YOUR OBJECTIVE:
Which lines of the records contain "资产负债率"? Collect every one of them.

RECORD SET:
Begin
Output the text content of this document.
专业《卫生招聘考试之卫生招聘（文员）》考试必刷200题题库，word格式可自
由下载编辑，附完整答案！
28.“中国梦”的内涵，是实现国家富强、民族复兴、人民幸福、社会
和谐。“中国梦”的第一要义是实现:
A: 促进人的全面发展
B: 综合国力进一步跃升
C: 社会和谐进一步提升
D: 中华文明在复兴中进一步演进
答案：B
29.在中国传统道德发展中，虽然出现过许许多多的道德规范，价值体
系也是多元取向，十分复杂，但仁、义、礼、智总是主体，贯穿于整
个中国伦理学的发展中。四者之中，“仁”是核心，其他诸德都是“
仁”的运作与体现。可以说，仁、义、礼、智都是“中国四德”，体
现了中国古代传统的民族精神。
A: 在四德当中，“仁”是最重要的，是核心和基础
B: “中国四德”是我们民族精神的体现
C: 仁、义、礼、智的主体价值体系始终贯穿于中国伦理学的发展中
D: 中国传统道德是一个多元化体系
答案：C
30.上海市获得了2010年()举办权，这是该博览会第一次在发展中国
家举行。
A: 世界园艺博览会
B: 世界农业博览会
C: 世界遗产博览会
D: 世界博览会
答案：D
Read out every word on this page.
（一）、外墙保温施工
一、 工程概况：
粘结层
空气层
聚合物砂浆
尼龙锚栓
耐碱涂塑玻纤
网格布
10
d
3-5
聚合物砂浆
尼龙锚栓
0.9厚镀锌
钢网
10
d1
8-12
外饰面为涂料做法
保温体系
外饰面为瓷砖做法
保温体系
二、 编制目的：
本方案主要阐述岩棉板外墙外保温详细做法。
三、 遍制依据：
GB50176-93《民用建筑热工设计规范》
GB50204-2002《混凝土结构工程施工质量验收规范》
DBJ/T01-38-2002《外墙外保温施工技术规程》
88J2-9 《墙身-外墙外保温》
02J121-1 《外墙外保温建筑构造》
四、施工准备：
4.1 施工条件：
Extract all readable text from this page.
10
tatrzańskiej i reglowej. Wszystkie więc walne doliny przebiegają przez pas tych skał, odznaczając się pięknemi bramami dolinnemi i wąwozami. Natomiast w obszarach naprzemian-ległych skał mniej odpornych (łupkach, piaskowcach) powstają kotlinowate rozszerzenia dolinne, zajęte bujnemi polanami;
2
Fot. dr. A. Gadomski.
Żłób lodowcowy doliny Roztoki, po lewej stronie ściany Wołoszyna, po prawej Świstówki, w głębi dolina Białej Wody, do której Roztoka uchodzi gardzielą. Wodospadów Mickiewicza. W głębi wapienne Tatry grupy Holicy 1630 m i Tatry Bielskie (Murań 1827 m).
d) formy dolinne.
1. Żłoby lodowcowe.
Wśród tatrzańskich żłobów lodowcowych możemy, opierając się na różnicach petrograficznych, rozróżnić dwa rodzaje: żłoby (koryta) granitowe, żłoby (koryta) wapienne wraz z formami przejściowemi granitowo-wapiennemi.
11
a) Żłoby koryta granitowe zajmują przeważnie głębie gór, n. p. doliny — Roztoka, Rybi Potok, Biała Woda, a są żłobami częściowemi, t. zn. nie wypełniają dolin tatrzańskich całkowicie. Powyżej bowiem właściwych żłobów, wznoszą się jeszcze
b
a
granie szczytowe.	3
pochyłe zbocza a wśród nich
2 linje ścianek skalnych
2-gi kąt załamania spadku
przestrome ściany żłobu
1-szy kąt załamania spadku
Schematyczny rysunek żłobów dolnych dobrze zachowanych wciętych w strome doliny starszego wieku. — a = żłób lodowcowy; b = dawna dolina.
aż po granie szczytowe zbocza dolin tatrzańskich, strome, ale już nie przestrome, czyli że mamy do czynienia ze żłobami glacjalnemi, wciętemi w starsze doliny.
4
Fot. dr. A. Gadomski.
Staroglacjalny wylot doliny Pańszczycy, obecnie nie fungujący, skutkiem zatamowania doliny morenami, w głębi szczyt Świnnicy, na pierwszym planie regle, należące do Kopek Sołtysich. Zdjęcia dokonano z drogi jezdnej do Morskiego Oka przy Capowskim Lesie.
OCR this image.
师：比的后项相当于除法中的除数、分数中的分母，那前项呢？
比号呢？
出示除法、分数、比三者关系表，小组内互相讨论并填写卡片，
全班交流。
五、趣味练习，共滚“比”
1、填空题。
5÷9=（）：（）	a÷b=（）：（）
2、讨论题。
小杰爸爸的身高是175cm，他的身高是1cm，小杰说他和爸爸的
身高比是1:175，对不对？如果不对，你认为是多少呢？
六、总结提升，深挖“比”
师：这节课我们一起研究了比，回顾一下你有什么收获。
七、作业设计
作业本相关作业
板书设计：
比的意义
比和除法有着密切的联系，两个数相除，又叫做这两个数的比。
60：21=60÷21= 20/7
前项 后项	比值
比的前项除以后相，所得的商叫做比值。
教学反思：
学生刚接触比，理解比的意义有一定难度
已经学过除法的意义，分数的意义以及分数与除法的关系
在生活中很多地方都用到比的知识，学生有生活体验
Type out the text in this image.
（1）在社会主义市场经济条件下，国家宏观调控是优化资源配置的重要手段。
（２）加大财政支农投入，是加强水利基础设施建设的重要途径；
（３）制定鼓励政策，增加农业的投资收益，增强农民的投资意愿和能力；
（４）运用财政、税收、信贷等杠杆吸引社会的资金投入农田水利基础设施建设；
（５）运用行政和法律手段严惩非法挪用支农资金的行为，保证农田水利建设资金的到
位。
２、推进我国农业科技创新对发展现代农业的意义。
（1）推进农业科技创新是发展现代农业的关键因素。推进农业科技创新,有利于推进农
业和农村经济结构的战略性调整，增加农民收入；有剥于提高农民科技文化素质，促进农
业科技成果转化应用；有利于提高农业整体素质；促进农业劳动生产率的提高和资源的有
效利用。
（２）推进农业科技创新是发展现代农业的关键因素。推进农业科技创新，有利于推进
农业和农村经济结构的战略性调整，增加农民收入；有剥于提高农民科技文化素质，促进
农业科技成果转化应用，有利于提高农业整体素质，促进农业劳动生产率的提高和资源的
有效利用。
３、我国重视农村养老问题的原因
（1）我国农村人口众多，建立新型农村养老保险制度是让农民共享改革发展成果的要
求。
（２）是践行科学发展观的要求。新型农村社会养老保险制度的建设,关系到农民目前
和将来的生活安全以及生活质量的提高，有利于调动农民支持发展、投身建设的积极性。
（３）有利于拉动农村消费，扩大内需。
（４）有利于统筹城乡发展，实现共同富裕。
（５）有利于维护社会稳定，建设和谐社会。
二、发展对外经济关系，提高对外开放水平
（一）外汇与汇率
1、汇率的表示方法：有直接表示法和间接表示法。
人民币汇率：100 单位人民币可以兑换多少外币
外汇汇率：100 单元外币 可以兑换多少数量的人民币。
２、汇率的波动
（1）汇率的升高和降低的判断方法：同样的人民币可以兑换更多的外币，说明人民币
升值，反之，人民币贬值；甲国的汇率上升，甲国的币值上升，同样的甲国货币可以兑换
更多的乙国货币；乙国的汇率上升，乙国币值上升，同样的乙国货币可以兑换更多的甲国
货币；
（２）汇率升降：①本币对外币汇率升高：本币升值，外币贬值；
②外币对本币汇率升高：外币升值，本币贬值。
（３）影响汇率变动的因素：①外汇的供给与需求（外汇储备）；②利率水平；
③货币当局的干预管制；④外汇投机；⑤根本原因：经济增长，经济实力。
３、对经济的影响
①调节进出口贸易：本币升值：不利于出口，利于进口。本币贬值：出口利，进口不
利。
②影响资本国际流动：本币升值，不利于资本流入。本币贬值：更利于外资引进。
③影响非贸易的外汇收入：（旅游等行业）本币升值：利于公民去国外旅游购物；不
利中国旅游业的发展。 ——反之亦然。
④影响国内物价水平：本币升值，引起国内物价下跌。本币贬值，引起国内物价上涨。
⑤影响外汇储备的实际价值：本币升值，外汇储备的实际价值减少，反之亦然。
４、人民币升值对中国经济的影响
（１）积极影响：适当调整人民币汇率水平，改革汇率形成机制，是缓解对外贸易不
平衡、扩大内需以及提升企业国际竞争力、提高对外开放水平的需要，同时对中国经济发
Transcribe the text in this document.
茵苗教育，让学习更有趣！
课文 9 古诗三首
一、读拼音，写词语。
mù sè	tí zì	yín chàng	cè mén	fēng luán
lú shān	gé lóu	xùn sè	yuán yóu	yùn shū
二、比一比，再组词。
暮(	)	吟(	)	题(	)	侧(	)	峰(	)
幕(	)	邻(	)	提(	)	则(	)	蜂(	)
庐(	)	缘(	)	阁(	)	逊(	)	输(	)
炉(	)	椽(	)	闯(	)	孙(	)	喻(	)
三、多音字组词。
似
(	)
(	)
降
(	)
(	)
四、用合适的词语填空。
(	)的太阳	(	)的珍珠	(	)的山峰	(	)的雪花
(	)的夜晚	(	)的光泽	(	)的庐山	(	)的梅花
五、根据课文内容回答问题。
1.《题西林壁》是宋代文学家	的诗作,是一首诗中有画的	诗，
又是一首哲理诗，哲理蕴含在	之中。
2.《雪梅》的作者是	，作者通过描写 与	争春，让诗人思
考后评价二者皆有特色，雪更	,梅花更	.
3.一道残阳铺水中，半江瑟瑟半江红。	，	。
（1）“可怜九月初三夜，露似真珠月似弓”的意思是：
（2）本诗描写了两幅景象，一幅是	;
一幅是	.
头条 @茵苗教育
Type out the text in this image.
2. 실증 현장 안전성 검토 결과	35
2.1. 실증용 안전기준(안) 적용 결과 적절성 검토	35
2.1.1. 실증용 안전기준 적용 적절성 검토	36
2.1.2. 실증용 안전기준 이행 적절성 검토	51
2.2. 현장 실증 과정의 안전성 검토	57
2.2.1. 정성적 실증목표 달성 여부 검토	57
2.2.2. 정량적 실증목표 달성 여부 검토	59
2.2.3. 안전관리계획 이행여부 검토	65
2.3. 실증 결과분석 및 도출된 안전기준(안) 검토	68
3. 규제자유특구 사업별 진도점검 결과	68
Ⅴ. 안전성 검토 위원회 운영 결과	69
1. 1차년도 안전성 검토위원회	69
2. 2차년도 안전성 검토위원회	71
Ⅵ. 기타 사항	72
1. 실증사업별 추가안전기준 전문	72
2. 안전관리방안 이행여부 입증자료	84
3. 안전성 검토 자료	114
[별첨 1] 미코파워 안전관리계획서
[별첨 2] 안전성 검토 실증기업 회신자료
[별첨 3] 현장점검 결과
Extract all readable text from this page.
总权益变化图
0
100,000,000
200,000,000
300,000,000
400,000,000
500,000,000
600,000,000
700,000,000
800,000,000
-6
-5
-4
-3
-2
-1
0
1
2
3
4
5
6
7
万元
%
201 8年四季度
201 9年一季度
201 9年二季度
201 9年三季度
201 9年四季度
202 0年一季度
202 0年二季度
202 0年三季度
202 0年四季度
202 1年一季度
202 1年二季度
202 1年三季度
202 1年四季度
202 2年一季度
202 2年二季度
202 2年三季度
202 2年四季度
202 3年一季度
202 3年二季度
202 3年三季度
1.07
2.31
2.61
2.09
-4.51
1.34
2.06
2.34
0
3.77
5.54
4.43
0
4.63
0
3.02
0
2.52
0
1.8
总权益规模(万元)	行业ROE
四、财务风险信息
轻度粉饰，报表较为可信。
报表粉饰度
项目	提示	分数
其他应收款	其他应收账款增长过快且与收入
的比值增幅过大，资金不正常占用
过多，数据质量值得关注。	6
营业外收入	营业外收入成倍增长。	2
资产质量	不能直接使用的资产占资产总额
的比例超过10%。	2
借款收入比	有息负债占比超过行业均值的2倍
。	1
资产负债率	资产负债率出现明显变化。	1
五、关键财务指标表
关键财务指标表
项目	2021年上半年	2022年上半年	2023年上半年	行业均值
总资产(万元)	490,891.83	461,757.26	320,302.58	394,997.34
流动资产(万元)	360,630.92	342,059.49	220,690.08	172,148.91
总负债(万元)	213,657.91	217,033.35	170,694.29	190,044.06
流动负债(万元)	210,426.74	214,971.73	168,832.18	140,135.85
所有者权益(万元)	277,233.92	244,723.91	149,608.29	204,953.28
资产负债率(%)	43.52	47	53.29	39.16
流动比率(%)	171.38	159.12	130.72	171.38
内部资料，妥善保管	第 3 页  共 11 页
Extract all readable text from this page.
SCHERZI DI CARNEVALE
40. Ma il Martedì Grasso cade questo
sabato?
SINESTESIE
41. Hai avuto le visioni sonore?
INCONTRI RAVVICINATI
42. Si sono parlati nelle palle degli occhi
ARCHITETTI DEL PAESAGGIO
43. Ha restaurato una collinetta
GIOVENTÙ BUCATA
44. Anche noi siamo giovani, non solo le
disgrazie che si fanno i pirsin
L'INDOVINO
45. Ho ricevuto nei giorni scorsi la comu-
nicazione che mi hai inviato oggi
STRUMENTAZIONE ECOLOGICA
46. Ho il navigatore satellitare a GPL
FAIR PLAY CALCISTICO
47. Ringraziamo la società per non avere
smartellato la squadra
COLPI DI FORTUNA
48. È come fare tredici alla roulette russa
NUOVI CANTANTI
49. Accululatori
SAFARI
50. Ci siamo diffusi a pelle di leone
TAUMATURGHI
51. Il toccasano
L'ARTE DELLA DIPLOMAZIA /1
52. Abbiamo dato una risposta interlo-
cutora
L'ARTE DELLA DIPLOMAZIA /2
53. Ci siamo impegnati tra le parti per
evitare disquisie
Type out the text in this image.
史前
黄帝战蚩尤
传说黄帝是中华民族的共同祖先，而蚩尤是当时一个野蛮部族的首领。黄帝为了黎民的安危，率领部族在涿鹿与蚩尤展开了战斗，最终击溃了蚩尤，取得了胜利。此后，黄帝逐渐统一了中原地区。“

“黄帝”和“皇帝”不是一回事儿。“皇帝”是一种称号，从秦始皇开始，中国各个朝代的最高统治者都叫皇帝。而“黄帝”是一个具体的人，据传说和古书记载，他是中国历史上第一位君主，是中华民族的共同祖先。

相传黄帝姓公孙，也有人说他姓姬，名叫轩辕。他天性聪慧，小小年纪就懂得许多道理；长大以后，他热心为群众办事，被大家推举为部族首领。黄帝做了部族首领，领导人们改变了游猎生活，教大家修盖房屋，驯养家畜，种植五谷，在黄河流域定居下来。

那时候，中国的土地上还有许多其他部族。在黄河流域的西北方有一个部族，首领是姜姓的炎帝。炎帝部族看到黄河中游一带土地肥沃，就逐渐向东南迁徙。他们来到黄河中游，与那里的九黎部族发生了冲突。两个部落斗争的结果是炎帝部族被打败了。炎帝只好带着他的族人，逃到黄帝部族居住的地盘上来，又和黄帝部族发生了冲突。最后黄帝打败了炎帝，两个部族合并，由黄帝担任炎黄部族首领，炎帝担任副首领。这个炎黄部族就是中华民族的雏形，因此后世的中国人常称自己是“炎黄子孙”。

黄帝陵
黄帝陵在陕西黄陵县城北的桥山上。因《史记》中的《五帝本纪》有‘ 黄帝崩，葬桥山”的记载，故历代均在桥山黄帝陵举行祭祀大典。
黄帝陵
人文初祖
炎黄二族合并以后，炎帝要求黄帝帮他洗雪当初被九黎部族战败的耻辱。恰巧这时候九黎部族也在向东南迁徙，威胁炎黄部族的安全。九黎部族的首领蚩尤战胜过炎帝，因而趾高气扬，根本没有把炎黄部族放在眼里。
End
PROBLEM SOLUTION:
资产负债率	资产负债率出现明显变化。	1
资产负债率(%)	43.52	47	53.29	39.16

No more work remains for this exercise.